#### [Dataset extract]
* * * * * * * * *

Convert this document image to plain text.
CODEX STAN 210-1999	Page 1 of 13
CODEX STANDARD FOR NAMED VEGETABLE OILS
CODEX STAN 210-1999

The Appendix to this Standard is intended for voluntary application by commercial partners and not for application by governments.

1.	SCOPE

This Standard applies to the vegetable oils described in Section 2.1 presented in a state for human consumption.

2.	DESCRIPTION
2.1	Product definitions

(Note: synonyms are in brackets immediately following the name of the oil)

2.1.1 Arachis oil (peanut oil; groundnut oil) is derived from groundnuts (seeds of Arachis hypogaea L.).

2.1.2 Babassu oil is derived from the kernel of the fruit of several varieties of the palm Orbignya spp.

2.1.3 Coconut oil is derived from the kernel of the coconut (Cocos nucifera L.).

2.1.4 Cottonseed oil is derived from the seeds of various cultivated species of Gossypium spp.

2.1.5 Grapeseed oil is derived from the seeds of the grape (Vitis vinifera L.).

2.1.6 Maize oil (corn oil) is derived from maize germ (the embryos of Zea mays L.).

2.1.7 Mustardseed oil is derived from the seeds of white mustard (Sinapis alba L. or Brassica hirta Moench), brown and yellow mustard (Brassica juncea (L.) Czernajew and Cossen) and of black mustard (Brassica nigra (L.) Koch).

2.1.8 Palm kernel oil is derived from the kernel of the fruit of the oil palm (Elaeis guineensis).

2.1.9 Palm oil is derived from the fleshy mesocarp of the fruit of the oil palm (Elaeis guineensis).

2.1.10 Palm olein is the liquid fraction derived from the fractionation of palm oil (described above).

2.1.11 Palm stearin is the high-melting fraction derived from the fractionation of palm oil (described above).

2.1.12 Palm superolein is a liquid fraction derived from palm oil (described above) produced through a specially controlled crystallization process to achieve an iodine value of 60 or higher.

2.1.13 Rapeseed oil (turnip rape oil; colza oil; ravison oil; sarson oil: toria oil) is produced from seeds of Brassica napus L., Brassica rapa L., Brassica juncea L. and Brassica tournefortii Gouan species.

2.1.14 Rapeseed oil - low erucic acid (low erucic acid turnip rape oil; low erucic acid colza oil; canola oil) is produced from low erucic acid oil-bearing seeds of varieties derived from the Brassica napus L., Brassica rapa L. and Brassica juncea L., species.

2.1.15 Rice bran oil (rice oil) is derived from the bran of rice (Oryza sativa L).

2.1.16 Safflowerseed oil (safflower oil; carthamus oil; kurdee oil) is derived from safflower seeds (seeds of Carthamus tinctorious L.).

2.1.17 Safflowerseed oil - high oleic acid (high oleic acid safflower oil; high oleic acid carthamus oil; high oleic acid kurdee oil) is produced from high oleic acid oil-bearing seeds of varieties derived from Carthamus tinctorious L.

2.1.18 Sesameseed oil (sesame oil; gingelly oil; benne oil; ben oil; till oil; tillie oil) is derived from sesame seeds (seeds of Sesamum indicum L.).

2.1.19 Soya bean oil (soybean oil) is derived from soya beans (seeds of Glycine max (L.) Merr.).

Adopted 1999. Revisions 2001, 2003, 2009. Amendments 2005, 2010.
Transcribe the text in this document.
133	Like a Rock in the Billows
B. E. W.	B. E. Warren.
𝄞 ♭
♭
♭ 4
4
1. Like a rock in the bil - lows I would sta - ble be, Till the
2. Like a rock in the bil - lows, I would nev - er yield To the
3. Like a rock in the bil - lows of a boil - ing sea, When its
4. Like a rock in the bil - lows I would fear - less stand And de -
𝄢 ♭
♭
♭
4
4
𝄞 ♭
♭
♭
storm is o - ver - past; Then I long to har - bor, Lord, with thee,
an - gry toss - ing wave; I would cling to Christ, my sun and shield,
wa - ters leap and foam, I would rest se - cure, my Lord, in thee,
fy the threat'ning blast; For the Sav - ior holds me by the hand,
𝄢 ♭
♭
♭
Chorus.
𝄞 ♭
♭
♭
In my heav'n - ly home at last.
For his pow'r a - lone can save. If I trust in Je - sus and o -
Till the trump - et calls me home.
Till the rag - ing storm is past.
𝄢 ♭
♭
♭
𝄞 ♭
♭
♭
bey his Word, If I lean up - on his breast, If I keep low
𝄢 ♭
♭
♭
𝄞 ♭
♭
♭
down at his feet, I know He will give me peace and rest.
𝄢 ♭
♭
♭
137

* * * * * * * * *

#### [Work to do]
Scan the data above and copy every line with "fruit" in it.

#### [In response]
2.1.2 Babassu oil is derived from the kernel of the fruit of several varieties of the palm Orbignya spp.
2.1.8 Palm kernel oil is derived from the kernel of the fruit of the oil palm (Elaeis guineensis).
2.1.9 Palm oil is derived from the fleshy mesocarp of the fruit of the oil palm (Elaeis guineensis).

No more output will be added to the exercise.